» BRIEF
Your task is to transcribe all the entries exactly, excluding pictures.

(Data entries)
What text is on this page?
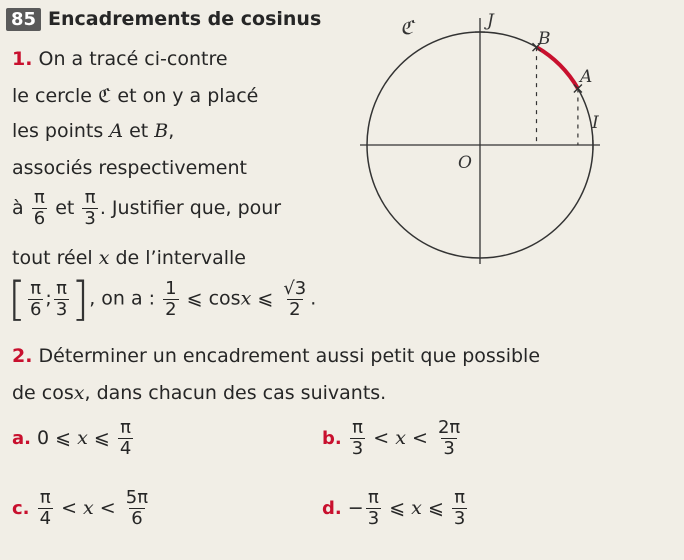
85 Encadrements de cosinus
1. On a tracé ci-contre
le cercle ℭ et on y a placé
les points A et B,
associés respectivement
à $\frac{\pi}{6}$ et $\frac{\pi}{3}$ . Justifier que, pour
tout réel x de l’intervalle
[ $\frac{\pi}{6}$ ; $\frac{\pi}{3}$ ], on a : $\frac{1}{2}$ ⩽ cosx ⩽ $\frac{√3}{2}$ .
2. Déterminer un encadrement aussi petit que possible
de cosx, dans chacun des cas suivants.
a. 0 ⩽ x ⩽ $\frac{\pi}{4}$	b. $\frac{\pi}{3} < x < \frac{2\pi}{3}$
c. $\frac{\pi}{4} < x < \frac{5\pi}{6}$	d. − $\frac{\pi}{3}$ ⩽ x ⩽ $\frac{\pi}{3}$
ℭ	J
B
A
I
O
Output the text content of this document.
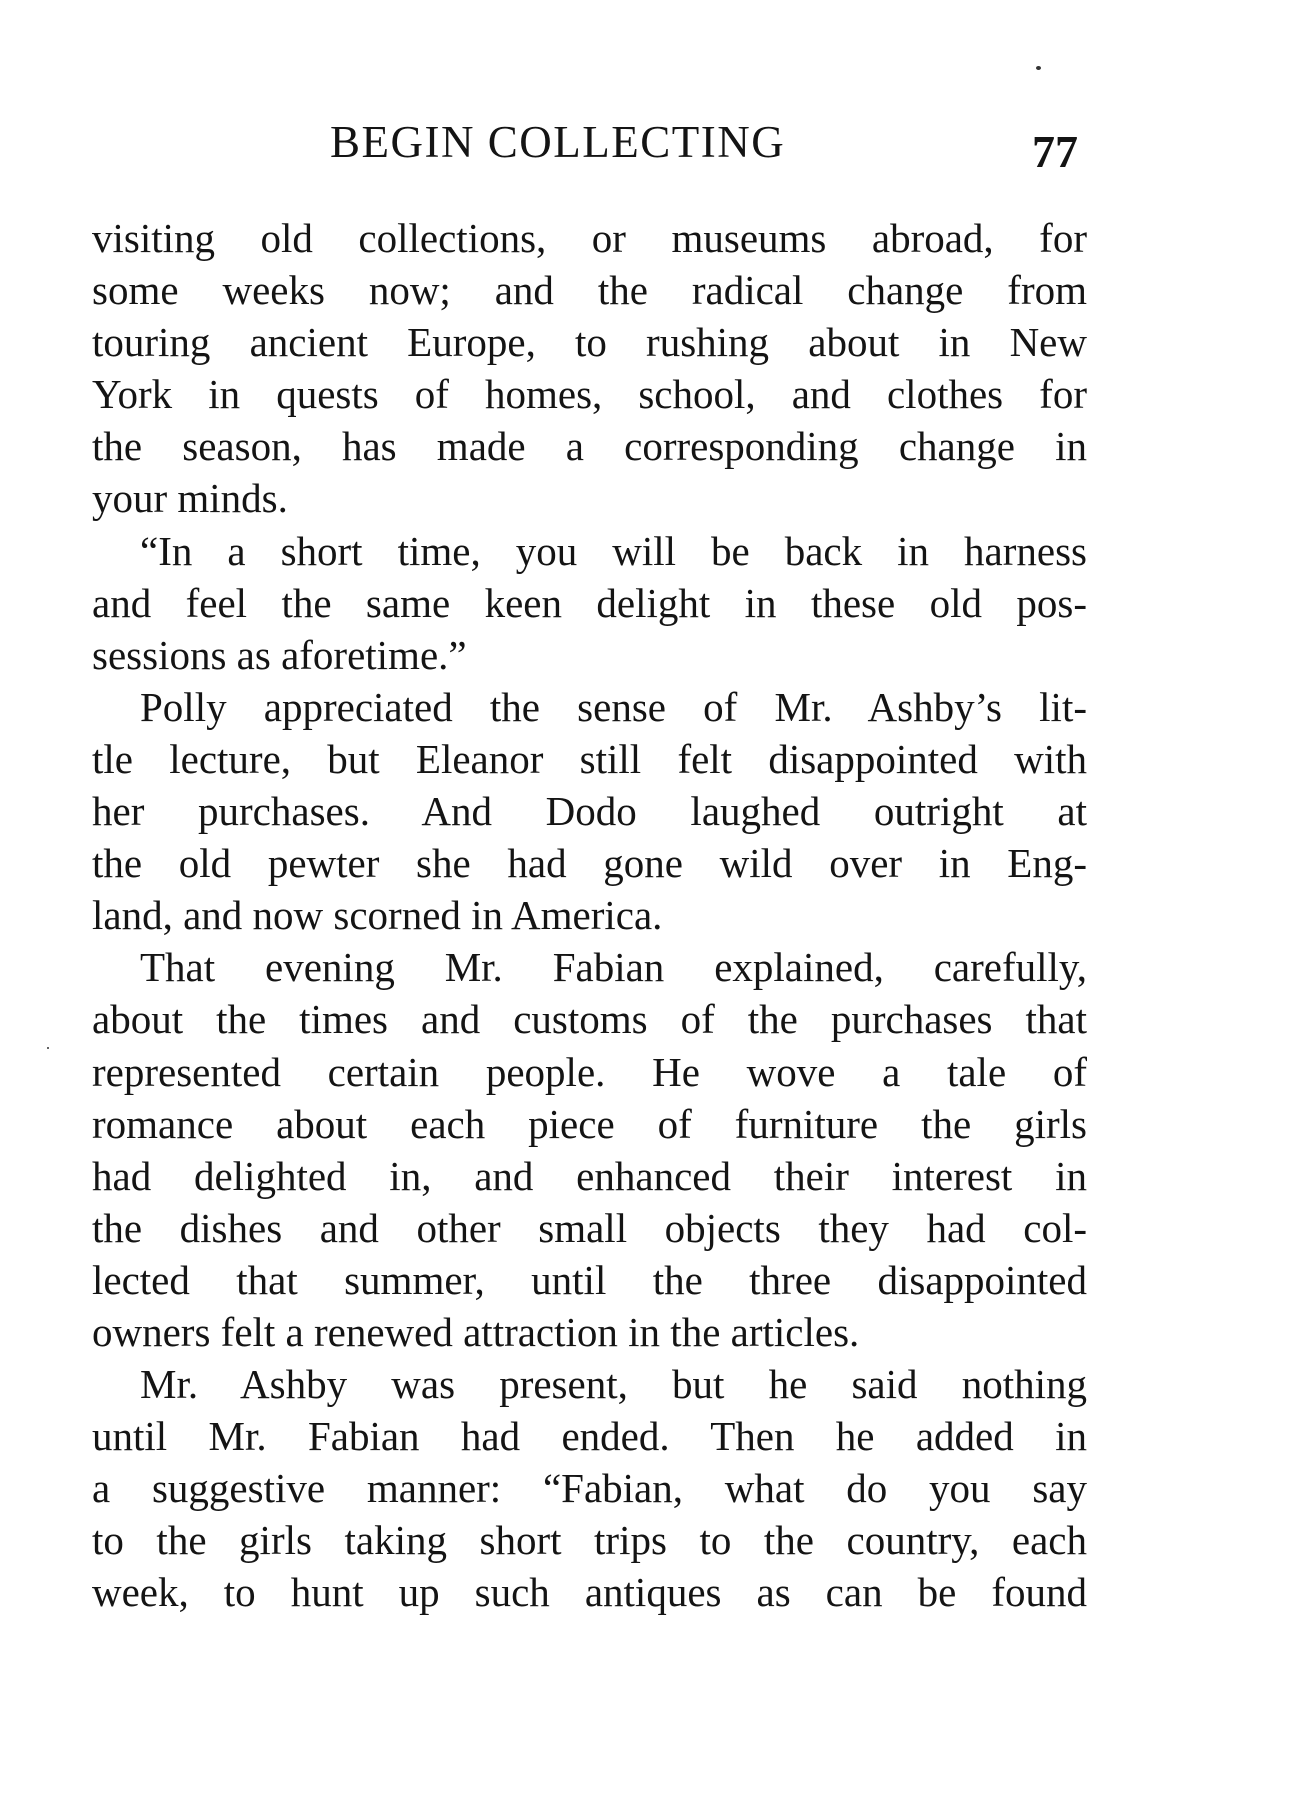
BEGIN COLLECTING	77
visiting old collections, or museums abroad, for
some weeks now; and the radical change from
touring ancient Europe, to rushing about in New
York in quests of homes, school, and clothes for
the season, has made a corresponding change in
your minds.
“In a short time, you will be back in harness
and feel the same keen delight in these old pos-
sessions as aforetime.”
Polly appreciated the sense of Mr. Ashby’s lit-
tle lecture, but Eleanor still felt disappointed with
her purchases. And Dodo laughed outright at
the old pewter she had gone wild over in Eng-
land, and now scorned in America.
That evening Mr. Fabian explained, carefully,
about the times and customs of the purchases that
represented certain people. He wove a tale of
romance about each piece of furniture the girls
had delighted in, and enhanced their interest in
the dishes and other small objects they had col-
lected that summer, until the three disappointed
owners felt a renewed attraction in the articles.
Mr. Ashby was present, but he said nothing
until Mr. Fabian had ended. Then he added in
a suggestive manner: “Fabian, what do you say
to the girls taking short trips to the country, each
week, to hunt up such antiques as can be found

» SOLUTION
What text is on this page?
85 Encadrements de cosinus
1. On a tracé ci-contre
le cercle ℭ et on y a placé
les points A et B,
associés respectivement
à $\frac{\pi}{6}$ et $\frac{\pi}{3}$ . Justifier que, pour
tout réel x de l’intervalle
[ $\frac{\pi}{6}$ ; $\frac{\pi}{3}$ ], on a : $\frac{1}{2}$ ⩽ cosx ⩽ $\frac{√3}{2}$ .
2. Déterminer un encadrement aussi petit que possible
de cosx, dans chacun des cas suivants.
a. 0 ⩽ x ⩽ $\frac{\pi}{4}$	b. $\frac{\pi}{3} < x < \frac{2\pi}{3}$
c. $\frac{\pi}{4} < x < \frac{5\pi}{6}$	d. − $\frac{\pi}{3}$ ⩽ x ⩽ $\frac{\pi}{3}$
ℭ	J
B
A
I
O
Output the text content of this document.
BEGIN COLLECTING	77
visiting old collections, or museums abroad, for
some weeks now; and the radical change from
touring ancient Europe, to rushing about in New
York in quests of homes, school, and clothes for
the season, has made a corresponding change in
your minds.
“In a short time, you will be back in harness
and feel the same keen delight in these old pos-
sessions as aforetime.”
Polly appreciated the sense of Mr. Ashby’s lit-
tle lecture, but Eleanor still felt disappointed with
her purchases. And Dodo laughed outright at
the old pewter she had gone wild over in Eng-
land, and now scorned in America.
That evening Mr. Fabian explained, carefully,
about the times and customs of the purchases that
represented certain people. He wove a tale of
romance about each piece of furniture the girls
had delighted in, and enhanced their interest in
the dishes and other small objects they had col-
lected that summer, until the three disappointed
owners felt a renewed attraction in the articles.
Mr. Ashby was present, but he said nothing
until Mr. Fabian had ended. Then he added in
a suggestive manner: “Fabian, what do you say
to the girls taking short trips to the country, each
week, to hunt up such antiques as can be found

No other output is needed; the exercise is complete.